-- Data items --
________________
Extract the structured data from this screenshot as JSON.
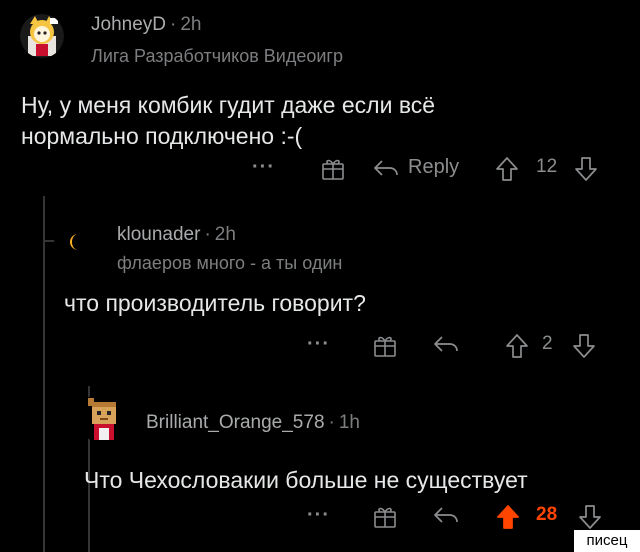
{
  "comments": [
    {
      "username": "JohneyD",
      "separator": "·",
      "time": "2h",
      "flair": "Лига Разработчиков Видеоигр",
      "body_lines": [
        "Ну, у меня комбик гудит даже если всё",
        "нормально подключено :-("
      ],
      "actions": {
        "more": "···",
        "reply": "Reply",
        "score": "12"
      }
    },
    {
      "username": "klounader",
      "separator": "·",
      "time": "2h",
      "flair": "флаеров много - а ты один",
      "body_lines": [
        "что производитель говорит?"
      ],
      "actions": {
        "more": "···",
        "score": "2"
      }
    },
    {
      "username": "Brilliant_Orange_578",
      "separator": "·",
      "time": "1h",
      "body_lines": [
        "Что Чехословакии больше не существует"
      ],
      "actions": {
        "more": "···",
        "score": "28"
      }
    }
  ],
  "colors": {
    "background": "#000000",
    "upvoted": "#ff4500",
    "muted": "#8b8d8f"
  },
  "icons": [
    "award-icon",
    "reply-arrow-icon",
    "upvote-icon",
    "downvote-icon",
    "more-icon"
  ],
  "watermark": "писец"
}
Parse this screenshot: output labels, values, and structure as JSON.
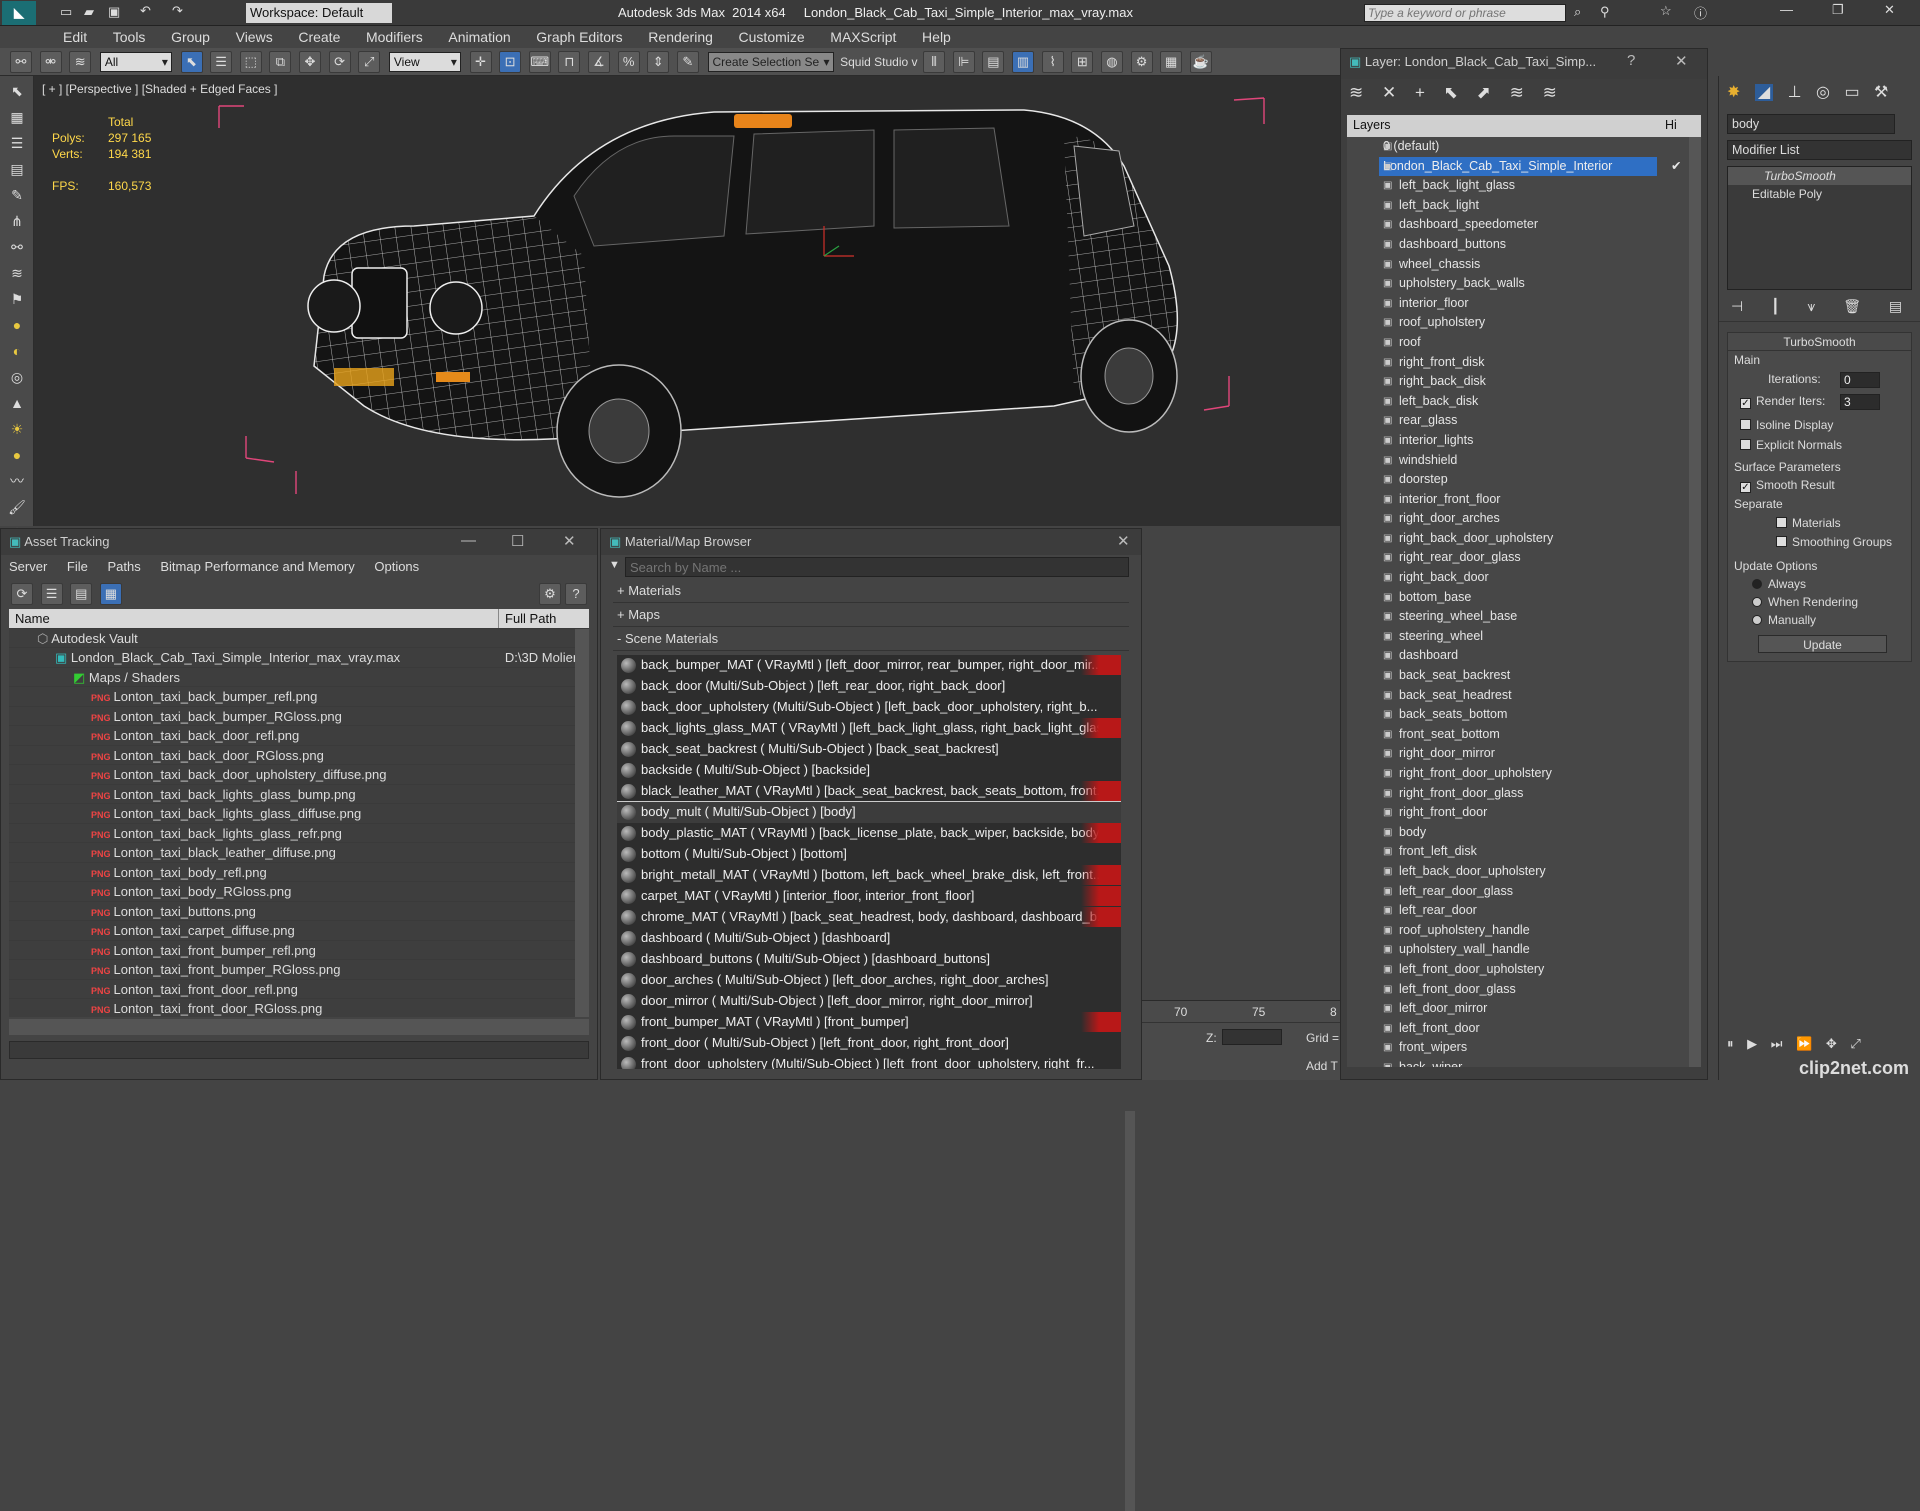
{
  "app": {
    "title": "Autodesk 3ds Max  2014 x64     London_Black_Cab_Taxi_Simple_Interior_max_vray.max",
    "workspace": "Workspace: Default",
    "search_placeholder": "Type a keyword or phrase"
  },
  "menu": [
    "Edit",
    "Tools",
    "Group",
    "Views",
    "Create",
    "Modifiers",
    "Animation",
    "Graph Editors",
    "Rendering",
    "Customize",
    "MAXScript",
    "Help"
  ],
  "toolbar": {
    "filter": "All",
    "view": "View",
    "selection_set": "Create Selection Se",
    "squid": "Squid Studio v"
  },
  "viewport": {
    "label": "[ + ] [Perspective ] [Shaded + Edged Faces ]",
    "stats_header": "Total",
    "polys_label": "Polys:",
    "polys_value": "297 165",
    "verts_label": "Verts:",
    "verts_value": "194 381",
    "fps_label": "FPS:",
    "fps_value": "160,573"
  },
  "asset_tracking": {
    "title": "Asset Tracking",
    "menu": [
      "Server",
      "File",
      "Paths",
      "Bitmap Performance and Memory",
      "Options"
    ],
    "col_name": "Name",
    "col_path": "Full Path",
    "vault": "Autodesk Vault",
    "file": "London_Black_Cab_Taxi_Simple_Interior_max_vray.max",
    "file_path": "D:\\3D Molier",
    "maps": "Maps / Shaders",
    "items": [
      "Lonton_taxi_back_bumper_refl.png",
      "Lonton_taxi_back_bumper_RGloss.png",
      "Lonton_taxi_back_door_refl.png",
      "Lonton_taxi_back_door_RGloss.png",
      "Lonton_taxi_back_door_upholstery_diffuse.png",
      "Lonton_taxi_back_lights_glass_bump.png",
      "Lonton_taxi_back_lights_glass_diffuse.png",
      "Lonton_taxi_back_lights_glass_refr.png",
      "Lonton_taxi_black_leather_diffuse.png",
      "Lonton_taxi_body_refl.png",
      "Lonton_taxi_body_RGloss.png",
      "Lonton_taxi_buttons.png",
      "Lonton_taxi_carpet_diffuse.png",
      "Lonton_taxi_front_bumper_refl.png",
      "Lonton_taxi_front_bumper_RGloss.png",
      "Lonton_taxi_front_door_refl.png",
      "Lonton_taxi_front_door_RGloss.png"
    ]
  },
  "material_browser": {
    "title": "Material/Map Browser",
    "search_placeholder": "Search by Name ...",
    "section_materials": "+ Materials",
    "section_maps": "+ Maps",
    "section_scene": "- Scene Materials",
    "items": [
      "back_bumper_MAT  ( VRayMtl )  [left_door_mirror, rear_bumper, right_door_mir...",
      "back_door  (Multi/Sub-Object )  [left_rear_door, right_back_door]",
      "back_door_upholstery  (Multi/Sub-Object ) [left_back_door_upholstery, right_b...",
      "back_lights_glass_MAT  ( VRayMtl )  [left_back_light_glass, right_back_light_glass]",
      "back_seat_backrest  ( Multi/Sub-Object )  [back_seat_backrest]",
      "backside  ( Multi/Sub-Object )  [backside]",
      "black_leather_MAT  ( VRayMtl )  [back_seat_backrest, back_seats_bottom, front...",
      "body_mult  ( Multi/Sub-Object )  [body]",
      "body_plastic_MAT  ( VRayMtl )  [back_license_plate, back_wiper, backside, body,...",
      "bottom  ( Multi/Sub-Object )  [bottom]",
      "bright_metall_MAT  ( VRayMtl )  [bottom, left_back_wheel_brake_disk, left_front...",
      "carpet_MAT  ( VRayMtl )  [interior_floor, interior_front_floor]",
      "chrome_MAT  ( VRayMtl )  [back_seat_headrest, body, dashboard, dashboard_b...",
      "dashboard  ( Multi/Sub-Object )  [dashboard]",
      "dashboard_buttons  ( Multi/Sub-Object )  [dashboard_buttons]",
      "door_arches  ( Multi/Sub-Object )  [left_door_arches, right_door_arches]",
      "door_mirror  ( Multi/Sub-Object )  [left_door_mirror, right_door_mirror]",
      "front_bumper_MAT  ( VRayMtl )  [front_bumper]",
      "front_door  ( Multi/Sub-Object )  [left_front_door, right_front_door]",
      "front_door_upholstery  (Multi/Sub-Object ) [left_front_door_upholstery, right_fr..."
    ]
  },
  "layers": {
    "title": "Layer: London_Black_Cab_Taxi_Simp...",
    "header": "Layers",
    "hide_col": "Hi",
    "default_layer": "0 (default)",
    "active_layer": "London_Black_Cab_Taxi_Simple_Interior",
    "items": [
      "left_back_light_glass",
      "left_back_light",
      "dashboard_speedometer",
      "dashboard_buttons",
      "wheel_chassis",
      "upholstery_back_walls",
      "interior_floor",
      "roof_upholstery",
      "roof",
      "right_front_disk",
      "right_back_disk",
      "left_back_disk",
      "rear_glass",
      "interior_lights",
      "windshield",
      "doorstep",
      "interior_front_floor",
      "right_door_arches",
      "right_back_door_upholstery",
      "right_rear_door_glass",
      "right_back_door",
      "bottom_base",
      "steering_wheel_base",
      "steering_wheel",
      "dashboard",
      "back_seat_backrest",
      "back_seat_headrest",
      "back_seats_bottom",
      "front_seat_bottom",
      "right_door_mirror",
      "right_front_door_upholstery",
      "right_front_door_glass",
      "right_front_door",
      "body",
      "front_left_disk",
      "left_back_door_upholstery",
      "left_rear_door_glass",
      "left_rear_door",
      "roof_upholstery_handle",
      "upholstery_wall_handle",
      "left_front_door_upholstery",
      "left_front_door_glass",
      "left_door_mirror",
      "left_front_door",
      "front_wipers",
      "back_wiper"
    ]
  },
  "command_panel": {
    "object_name": "body",
    "modifier_list": "Modifier List",
    "stack": [
      "TurboSmooth",
      "Editable Poly"
    ],
    "rollout_title": "TurboSmooth",
    "main": "Main",
    "iterations_label": "Iterations:",
    "iterations_value": "0",
    "render_iters_label": "Render Iters:",
    "render_iters_value": "3",
    "isoline": "Isoline Display",
    "explicit": "Explicit Normals",
    "surface_params": "Surface Parameters",
    "smooth_result": "Smooth Result",
    "separate": "Separate",
    "materials": "Materials",
    "smoothing_groups": "Smoothing Groups",
    "update_options": "Update Options",
    "always": "Always",
    "when_rendering": "When Rendering",
    "manually": "Manually",
    "update_btn": "Update"
  },
  "timeline": {
    "ticks": [
      "70",
      "75",
      "8"
    ],
    "z_label": "Z:",
    "grid_label": "Grid =",
    "add_t": "Add T"
  },
  "watermark": "clip2net.com"
}
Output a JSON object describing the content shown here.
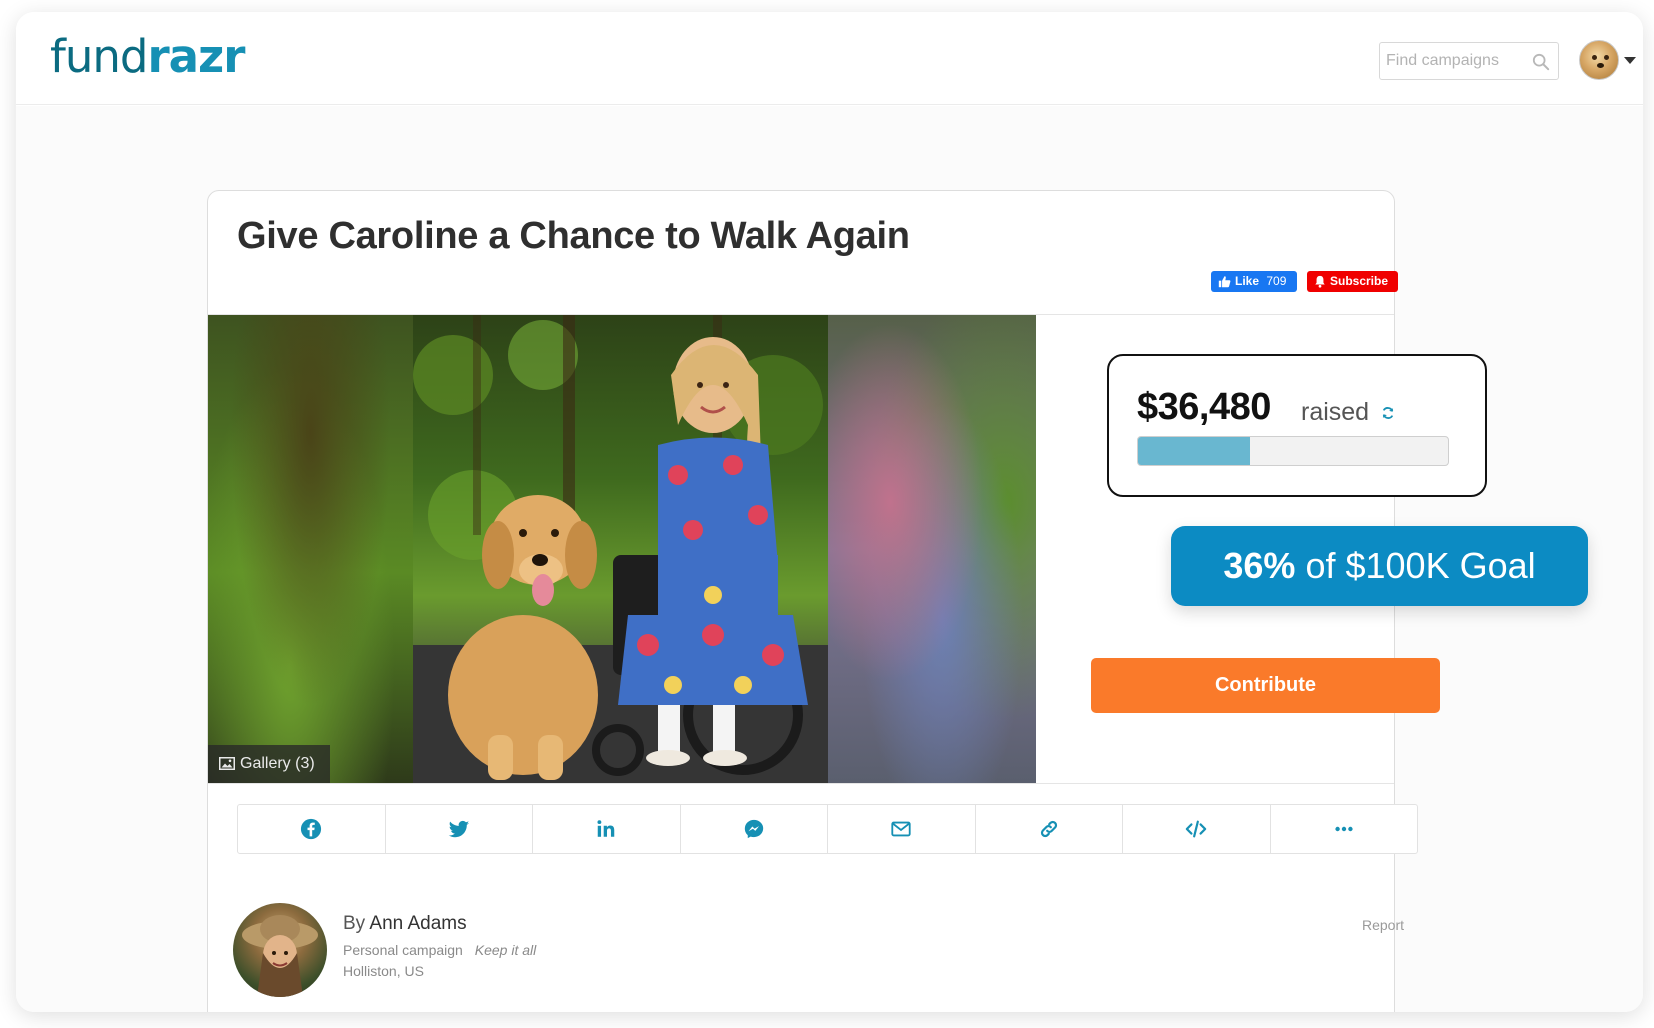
{
  "header": {
    "logo_part1": "fund",
    "logo_part2": "razr",
    "search_placeholder": "Find campaigns",
    "colors": {
      "logo_dark": "#0b6b81",
      "logo_accent": "#1690b4"
    }
  },
  "campaign": {
    "title": "Give Caroline a Chance to Walk Again",
    "social": {
      "like_label": "Like",
      "like_count": "709",
      "subscribe_label": "Subscribe"
    },
    "media": {
      "gallery_label": "Gallery (3)"
    },
    "stats": {
      "amount_raised": "$36,480",
      "raised_label": "raised",
      "progress_fraction": 0.36,
      "goal_percent": "36%",
      "goal_text": "of $100K Goal",
      "colors": {
        "progress": "#69b7d0",
        "goal_pill": "#0c8bc3"
      }
    },
    "contribute_label": "Contribute",
    "contribute_color": "#fa7a2a",
    "share_icons": [
      "facebook-icon",
      "twitter-icon",
      "linkedin-icon",
      "messenger-icon",
      "email-icon",
      "link-icon",
      "embed-code-icon",
      "more-icon"
    ],
    "share_color": "#1690b4",
    "creator": {
      "by_prefix": "By",
      "name": "Ann Adams",
      "campaign_type": "Personal campaign",
      "funding_model": "Keep it all",
      "location": "Holliston, US",
      "report_label": "Report"
    }
  }
}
________________
-- TASK --
Which lines hold the string "Maps"? List them all.

-- FINISHED EXERCISE --
    "maps": "Maps / Shaders",
    "section_maps": "+ Maps",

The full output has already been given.